**Work required**
The records below must be output exactly, without pictures.

**Data for this task**
################

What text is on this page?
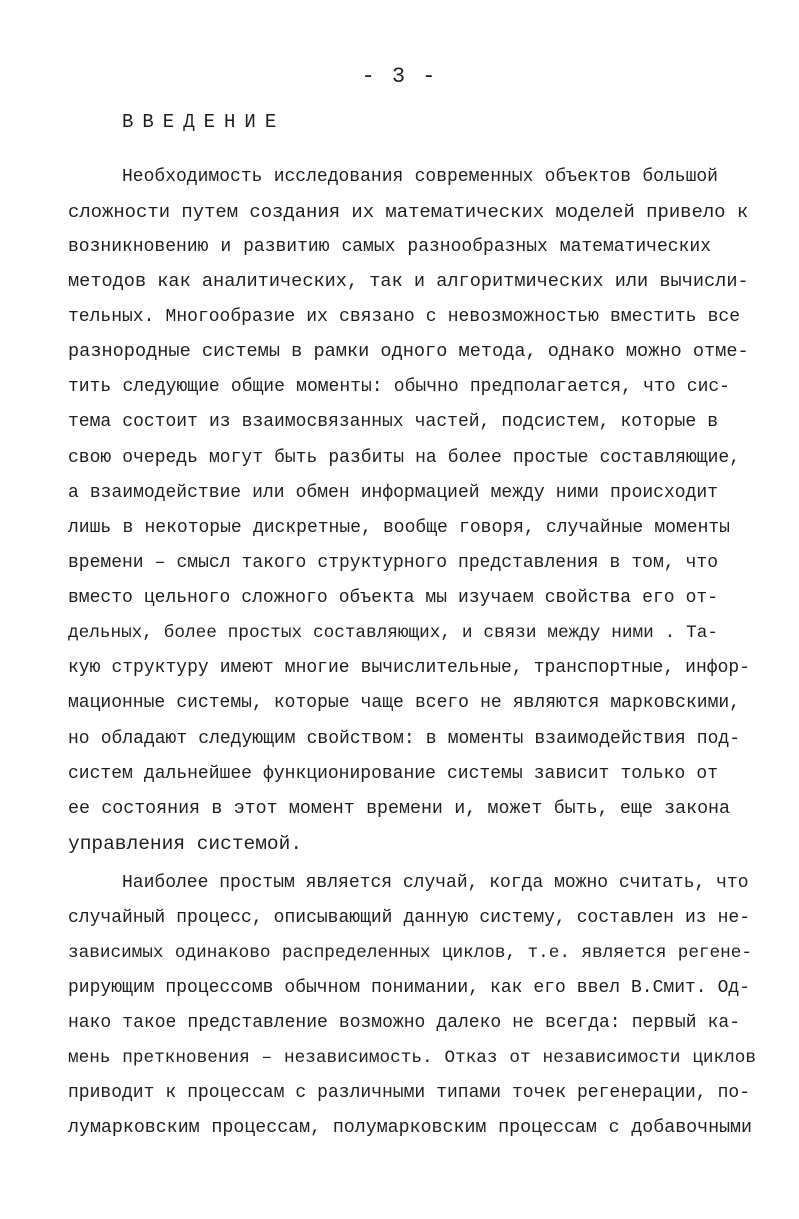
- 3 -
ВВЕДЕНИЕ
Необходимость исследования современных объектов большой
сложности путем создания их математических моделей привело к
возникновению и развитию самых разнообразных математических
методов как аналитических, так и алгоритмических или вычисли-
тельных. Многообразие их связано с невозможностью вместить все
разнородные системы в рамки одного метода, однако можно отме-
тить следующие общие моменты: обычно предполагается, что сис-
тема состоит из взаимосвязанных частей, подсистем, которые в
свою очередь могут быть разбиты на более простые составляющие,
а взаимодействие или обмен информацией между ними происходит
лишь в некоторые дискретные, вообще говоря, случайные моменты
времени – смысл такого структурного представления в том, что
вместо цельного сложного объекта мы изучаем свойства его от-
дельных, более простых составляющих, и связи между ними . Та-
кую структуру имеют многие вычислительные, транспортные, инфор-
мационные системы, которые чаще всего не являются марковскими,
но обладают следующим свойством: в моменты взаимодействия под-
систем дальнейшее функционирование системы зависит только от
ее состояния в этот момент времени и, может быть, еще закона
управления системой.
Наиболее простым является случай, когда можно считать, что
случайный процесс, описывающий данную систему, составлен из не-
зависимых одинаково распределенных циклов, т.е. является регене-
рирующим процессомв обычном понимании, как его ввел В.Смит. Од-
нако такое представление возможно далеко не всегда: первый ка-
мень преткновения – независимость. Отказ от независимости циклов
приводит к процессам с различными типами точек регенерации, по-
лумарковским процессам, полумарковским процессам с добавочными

################

**Solution for this task**
What text is on this page?
- 3 -
ВВЕДЕНИЕ
Необходимость исследования современных объектов большой
сложности путем создания их математических моделей привело к
возникновению и развитию самых разнообразных математических
методов как аналитических, так и алгоритмических или вычисли-
тельных. Многообразие их связано с невозможностью вместить все
разнородные системы в рамки одного метода, однако можно отме-
тить следующие общие моменты: обычно предполагается, что сис-
тема состоит из взаимосвязанных частей, подсистем, которые в
свою очередь могут быть разбиты на более простые составляющие,
а взаимодействие или обмен информацией между ними происходит
лишь в некоторые дискретные, вообще говоря, случайные моменты
времени – смысл такого структурного представления в том, что
вместо цельного сложного объекта мы изучаем свойства его от-
дельных, более простых составляющих, и связи между ними . Та-
кую структуру имеют многие вычислительные, транспортные, инфор-
мационные системы, которые чаще всего не являются марковскими,
но обладают следующим свойством: в моменты взаимодействия под-
систем дальнейшее функционирование системы зависит только от
ее состояния в этот момент времени и, может быть, еще закона
управления системой.
Наиболее простым является случай, когда можно считать, что
случайный процесс, описывающий данную систему, составлен из не-
зависимых одинаково распределенных циклов, т.е. является регене-
рирующим процессомв обычном понимании, как его ввел В.Смит. Од-
нако такое представление возможно далеко не всегда: первый ка-
мень преткновения – независимость. Отказ от независимости циклов
приводит к процессам с различными типами точек регенерации, по-
лумарковским процессам, полумарковским процессам с добавочными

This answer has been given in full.